== Provided data ==
━━━━━━━━━━━━━━━━━━━━━━━━━━━━━━

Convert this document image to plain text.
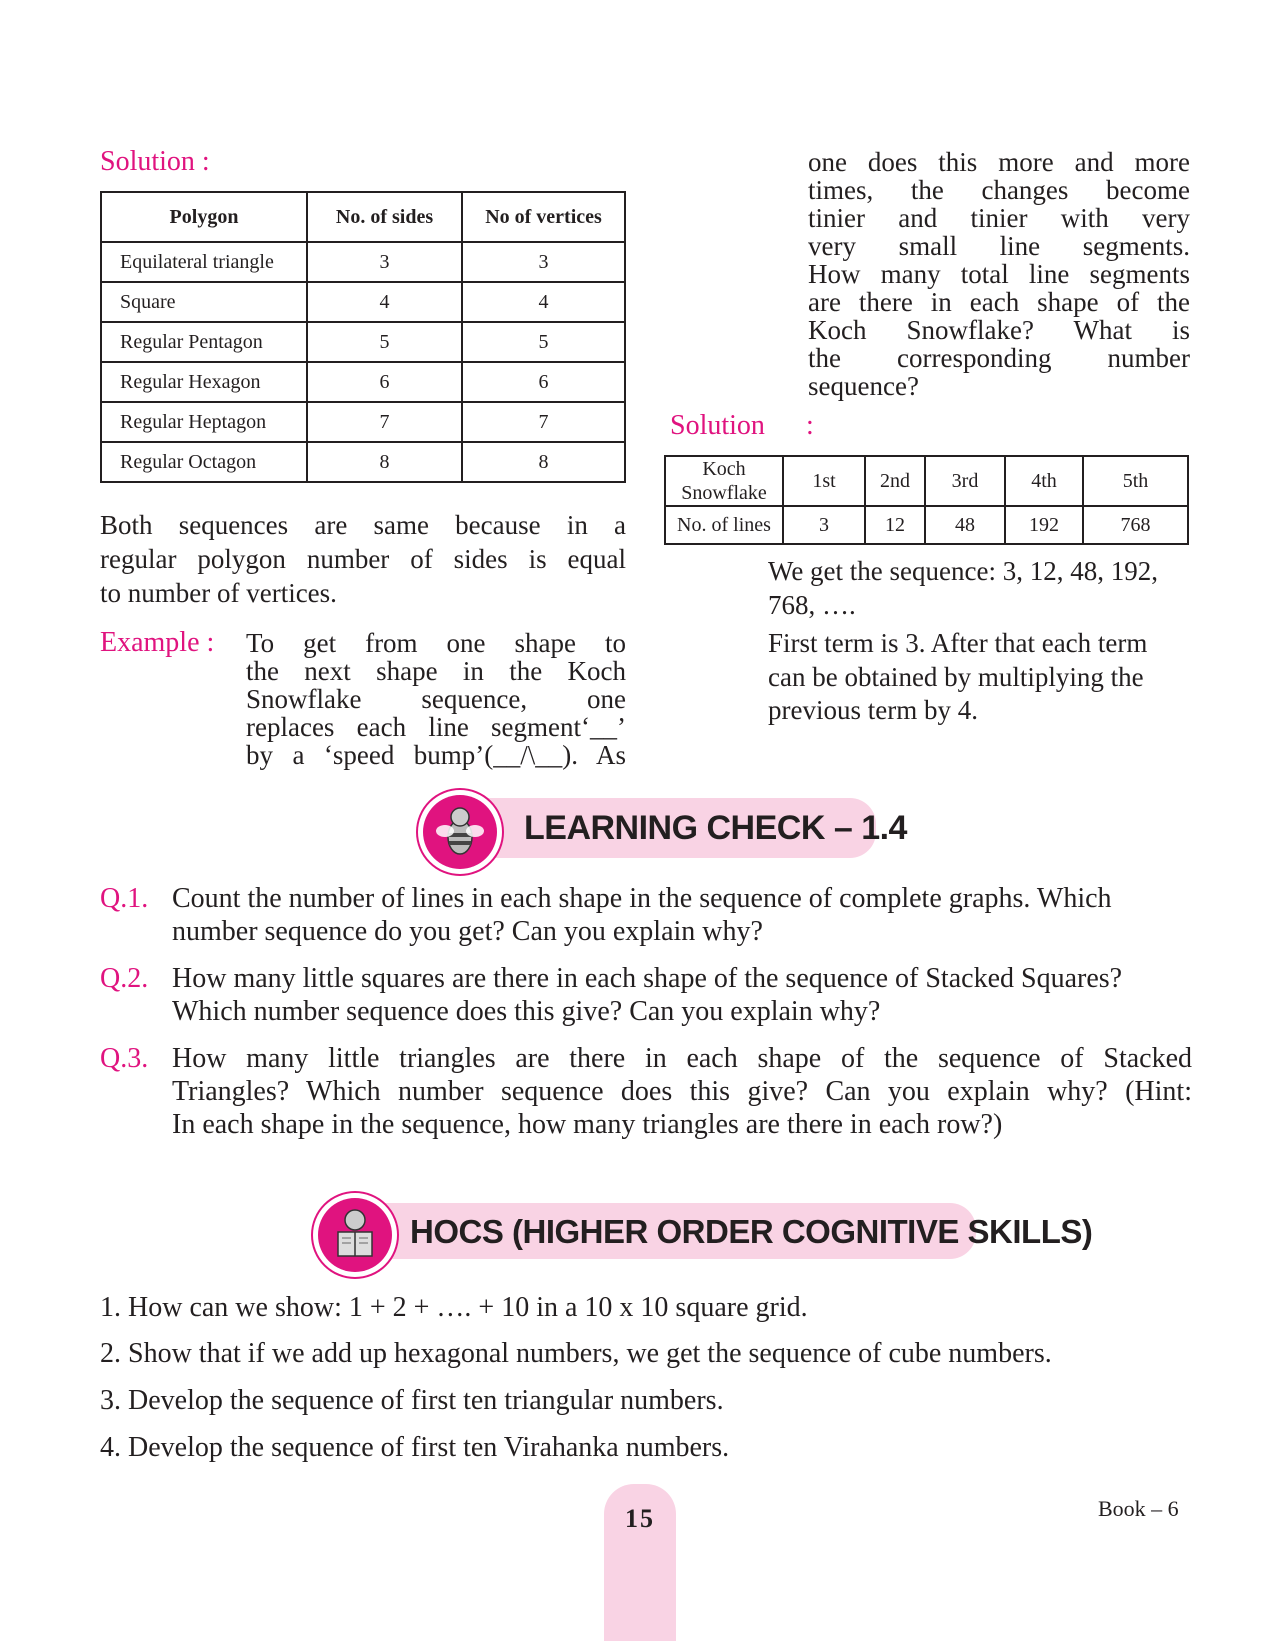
Solution :
Polygon	No. of sides	No of vertices
Equilateral triangle	3	3
Square	4	4
Regular Pentagon	5	5
Regular Hexagon	6	6
Regular Heptagon	7	7
Regular Octagon	8	8
Both sequences are same because in a
regular polygon number of sides is equal
to number of vertices.
Example : To get from one shape to
the next shape in the Koch
Snowflake sequence, one
replaces each line segment‘__’
by a ‘speed bump’(__/\__). As
one does this more and more
times, the changes become
tinier and tinier with very
very small line segments.
How many total line segments
are there in each shape of the
Koch Snowflake? What is
the corresponding number
sequence?
Solution :
Koch Snowflake	1st	2nd	3rd	4th	5th
No. of lines	3	12	48	192	768
We get the sequence: 3, 12, 48, 192, 768, ….
First term is 3. After that each term can be obtained by multiplying the previous term by 4.
LEARNING CHECK – 1.4
Q.1. Count the number of lines in each shape in the sequence of complete graphs. Which
number sequence do you get? Can you explain why?
Q.2. How many little squares are there in each shape of the sequence of Stacked Squares?
Which number sequence does this give? Can you explain why?
Q.3. How many little triangles are there in each shape of the sequence of Stacked
Triangles? Which number sequence does this give? Can you explain why? (Hint:
In each shape in the sequence, how many triangles are there in each row?)
HOCS (HIGHER ORDER COGNITIVE SKILLS)
1. How can we show: 1 + 2 + …. + 10 in a 10 x 10 square grid.
2. Show that if we add up hexagonal numbers, we get the sequence of cube numbers.
3. Develop the sequence of first ten triangular numbers.
4. Develop the sequence of first ten Virahanka numbers.
15	Book – 6
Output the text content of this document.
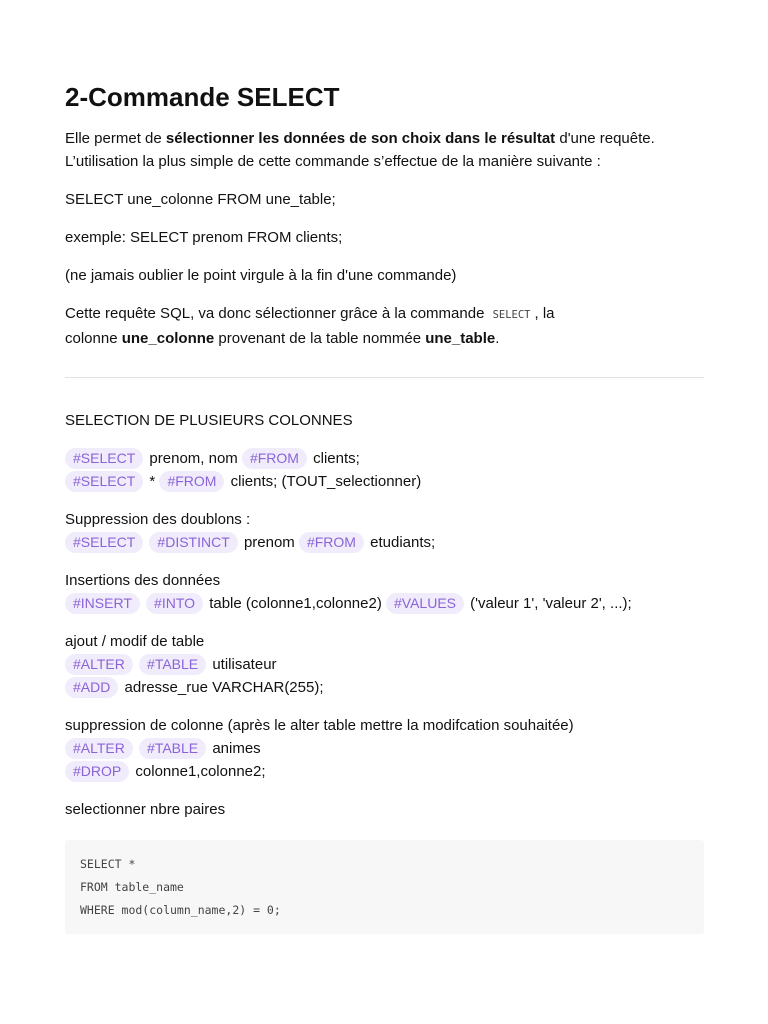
2-Commande SELECT

Elle permet de sélectionner les données de son choix dans le résultat d'une requête.
L’utilisation la plus simple de cette commande s’effectue de la manière suivante :

SELECT une_colonne FROM une_table;

exemple: SELECT prenom FROM clients;

(ne jamais oublier le point virgule à la fin d'une commande)

Cette requête SQL, va donc sélectionner grâce à la commande SELECT , la
colonne une_colonne provenant de la table nommée une_table.

SELECTION DE PLUSIEURS COLONNES

#SELECT prenom, nom #FROM clients;
#SELECT * #FROM clients; (TOUT_selectionner)
Suppression des doublons :
#SELECT #DISTINCT prenom #FROM etudiants;
Insertions des données
#INSERT #INTO table (colonne1,colonne2) #VALUES ('valeur 1', 'valeur 2', ...);
ajout / modif de table
#ALTER #TABLE utilisateur
#ADD adresse_rue VARCHAR(255);
suppression de colonne (après le alter table mettre la modifcation souhaitée)
#ALTER #TABLE animes
#DROP colonne1,colonne2;
selectionner nbre paires
SELECT *
FROM table_name
WHERE mod(column_name,2) = 0;
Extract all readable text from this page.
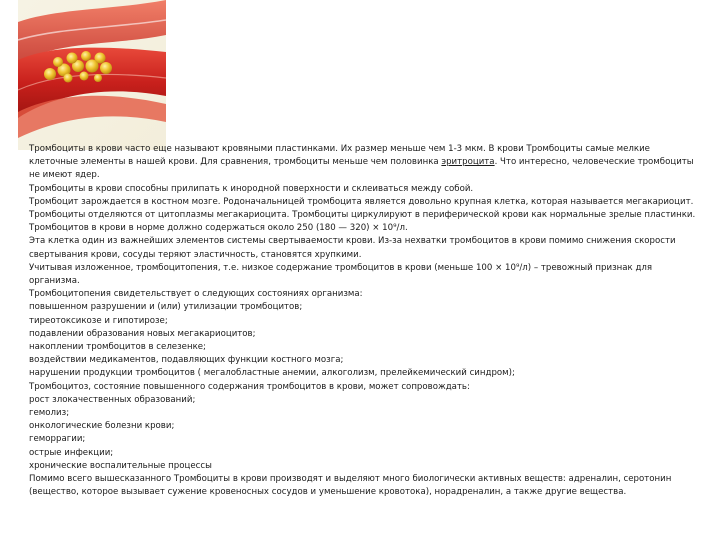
Тромбоциты в крови часто еще называют кровяными пластинками. Их размер меньше чем 1-3 мкм. В крови Тромбоциты самые мелкие клеточные элементы в нашей крови. Для сравнения, тромбоциты меньше чем половинка эритроцита. Что интересно, человеческие тромбоциты не имеют ядер.

Тромбоциты в крови способны прилипать к инородной поверхности и склеиваться между собой.

Тромбоцит зарождается в костном мозге. Родоначальницей тромбоцита является довольно крупная клетка, которая называется мегакариоцит. Тромбоциты отделяются от цитоплазмы мегакариоцита. Тромбоциты циркулируют в периферической крови как нормальные зрелые пластинки. Тромбоцитов в крови в норме должно содержаться около 250 (180 — 320) × 10⁹/л.

Эта клетка один из важнейших элементов системы свертываемости крови. Из-за нехватки тромбоцитов в крови помимо снижения скорости свертывания крови, сосуды теряют эластичность, становятся хрупкими.

Учитывая изложенное, тромбоцитопения, т.е. низкое содержание тромбоцитов в крови (меньше 100 × 10⁹/л) – тревожный признак для организма.

Тромбоцитопения свидетельствует о следующих состояниях организма:

повышенном разрушении и (или) утилизации тромбоцитов;

тиреотоксикозе и гипотирозе;

подавлении образования новых мегакариоцитов;

накоплении тромбоцитов в селезенке;

воздействии медикаментов, подавляющих функции костного мозга;

нарушении продукции тромбоцитов ( мегалобластные анемии, алкоголизм, прелейкемический синдром);

Тромбоцитоз, состояние повышенного содержания тромбоцитов в крови, может сопровождать:

рост злокачественных образований;

гемолиз;

онкологические болезни крови;

геморрагии;

острые инфекции;

хронические воспалительные процессы

Помимо всего вышесказанного Тромбоциты в крови производят и выделяют много биологически активных веществ: адреналин, серотонин (вещество, которое вызывает сужение кровеносных сосудов и уменьшение кровотока), норадреналин, а также другие вещества.
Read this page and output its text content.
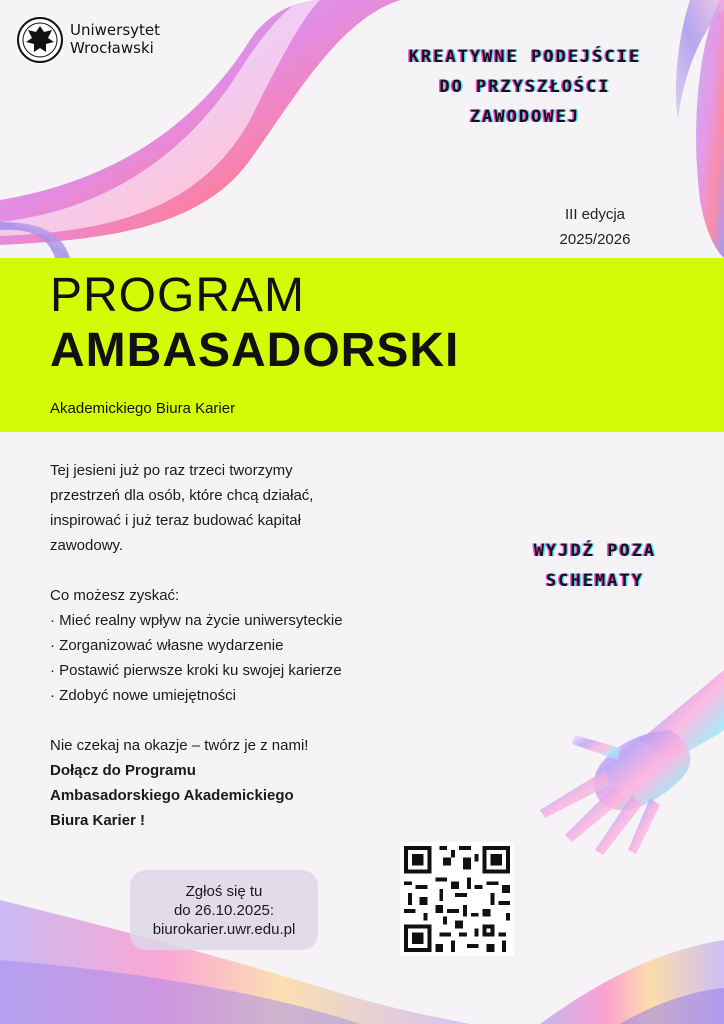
Uniwersytet
Wrocławski	KREATYWNE PODEJŚCIE
DO PRZYSZŁOŚCI
ZAWODOWEJ
III edycja
2025/2026
PROGRAM
AMBASADORSKI
Akademickiego Biura Karier

Tej jesieni już po raz trzeci tworzymy

przestrzeń dla osób, które chcą działać,

inspirować i już teraz budować kapitał

zawodowy.

Co możesz zyskać:

· Mieć realny wpływ na życie uniwersyteckie

· Zorganizować własne wydarzenie

· Postawić pierwsze kroki ku swojej karierze

· Zdobyć nowe umiejętności

Nie czekaj na okazje – twórz je z nami!

Dołącz do Programu

Ambasadorskiego Akademickiego

Biura Karier !

WYJDŹ POZA
SCHEMATY
Zgłoś się tu
do 26.10.2025:
biurokarier.uwr.edu.pl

━━━━━━━━━━━━━━━━━━━━━━━━━━━━━━

== Task directions ==
Output an exact copy of the lines from the one with "Read this page and output its text content." through the closing line of the records, inclusive, without any images.

== Right answer ==
Read this page and output its text content.
Uniwersytet
Wrocławski	KREATYWNE PODEJŚCIE
DO PRZYSZŁOŚCI
ZAWODOWEJ
III edycja
2025/2026
PROGRAM
AMBASADORSKI
Akademickiego Biura Karier

Tej jesieni już po raz trzeci tworzymy

przestrzeń dla osób, które chcą działać,

inspirować i już teraz budować kapitał

zawodowy.

Co możesz zyskać:

· Mieć realny wpływ na życie uniwersyteckie

· Zorganizować własne wydarzenie

· Postawić pierwsze kroki ku swojej karierze

· Zdobyć nowe umiejętności

Nie czekaj na okazje – twórz je z nami!

Dołącz do Programu

Ambasadorskiego Akademickiego

Biura Karier !

WYJDŹ POZA
SCHEMATY
Zgłoś się tu
do 26.10.2025:
biurokarier.uwr.edu.pl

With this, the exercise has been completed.